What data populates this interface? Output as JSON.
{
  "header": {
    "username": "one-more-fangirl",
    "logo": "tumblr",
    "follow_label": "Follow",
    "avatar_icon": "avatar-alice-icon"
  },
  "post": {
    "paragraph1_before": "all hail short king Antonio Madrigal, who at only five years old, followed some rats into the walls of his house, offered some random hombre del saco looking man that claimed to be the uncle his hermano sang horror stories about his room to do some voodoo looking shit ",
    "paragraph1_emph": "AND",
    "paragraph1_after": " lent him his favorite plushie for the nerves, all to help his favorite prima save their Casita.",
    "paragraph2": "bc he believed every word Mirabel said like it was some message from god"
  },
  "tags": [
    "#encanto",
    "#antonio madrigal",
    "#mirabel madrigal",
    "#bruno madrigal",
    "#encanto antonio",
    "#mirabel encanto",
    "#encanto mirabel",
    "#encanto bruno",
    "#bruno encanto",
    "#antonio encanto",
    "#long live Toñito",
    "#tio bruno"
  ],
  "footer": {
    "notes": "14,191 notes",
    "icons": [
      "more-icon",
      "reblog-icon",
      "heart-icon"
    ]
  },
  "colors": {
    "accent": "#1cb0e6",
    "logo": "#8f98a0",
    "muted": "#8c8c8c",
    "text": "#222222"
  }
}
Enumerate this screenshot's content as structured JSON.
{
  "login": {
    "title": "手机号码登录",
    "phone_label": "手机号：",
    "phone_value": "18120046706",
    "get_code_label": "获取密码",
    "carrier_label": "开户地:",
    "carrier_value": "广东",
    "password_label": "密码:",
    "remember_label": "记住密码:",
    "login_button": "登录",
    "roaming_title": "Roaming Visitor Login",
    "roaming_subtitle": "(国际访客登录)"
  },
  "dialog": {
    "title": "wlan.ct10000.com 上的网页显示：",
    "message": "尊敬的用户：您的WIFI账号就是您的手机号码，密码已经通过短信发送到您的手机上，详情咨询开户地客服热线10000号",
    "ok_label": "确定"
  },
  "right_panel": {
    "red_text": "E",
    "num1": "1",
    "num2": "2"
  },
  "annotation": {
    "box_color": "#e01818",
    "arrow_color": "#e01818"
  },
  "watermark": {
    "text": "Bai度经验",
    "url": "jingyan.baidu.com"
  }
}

◆ ◆ ◆ ◆ ◆ ◆ ◆

Prompt: Quote the whole listing above, leaving nothing out.

Solution to this exercise:
What data populates this interface? Output as JSON.
{
  "header": {
    "username": "one-more-fangirl",
    "logo": "tumblr",
    "follow_label": "Follow",
    "avatar_icon": "avatar-alice-icon"
  },
  "post": {
    "paragraph1_before": "all hail short king Antonio Madrigal, who at only five years old, followed some rats into the walls of his house, offered some random hombre del saco looking man that claimed to be the uncle his hermano sang horror stories about his room to do some voodoo looking shit ",
    "paragraph1_emph": "AND",
    "paragraph1_after": " lent him his favorite plushie for the nerves, all to help his favorite prima save their Casita.",
    "paragraph2": "bc he believed every word Mirabel said like it was some message from god"
  },
  "tags": [
    "#encanto",
    "#antonio madrigal",
    "#mirabel madrigal",
    "#bruno madrigal",
    "#encanto antonio",
    "#mirabel encanto",
    "#encanto mirabel",
    "#encanto bruno",
    "#bruno encanto",
    "#antonio encanto",
    "#long live Toñito",
    "#tio bruno"
  ],
  "footer": {
    "notes": "14,191 notes",
    "icons": [
      "more-icon",
      "reblog-icon",
      "heart-icon"
    ]
  },
  "colors": {
    "accent": "#1cb0e6",
    "logo": "#8f98a0",
    "muted": "#8c8c8c",
    "text": "#222222"
  }
}
Enumerate this screenshot's content as structured JSON.
{
  "login": {
    "title": "手机号码登录",
    "phone_label": "手机号：",
    "phone_value": "18120046706",
    "get_code_label": "获取密码",
    "carrier_label": "开户地:",
    "carrier_value": "广东",
    "password_label": "密码:",
    "remember_label": "记住密码:",
    "login_button": "登录",
    "roaming_title": "Roaming Visitor Login",
    "roaming_subtitle": "(国际访客登录)"
  },
  "dialog": {
    "title": "wlan.ct10000.com 上的网页显示：",
    "message": "尊敬的用户：您的WIFI账号就是您的手机号码，密码已经通过短信发送到您的手机上，详情咨询开户地客服热线10000号",
    "ok_label": "确定"
  },
  "right_panel": {
    "red_text": "E",
    "num1": "1",
    "num2": "2"
  },
  "annotation": {
    "box_color": "#e01818",
    "arrow_color": "#e01818"
  },
  "watermark": {
    "text": "Bai度经验",
    "url": "jingyan.baidu.com"
  }
}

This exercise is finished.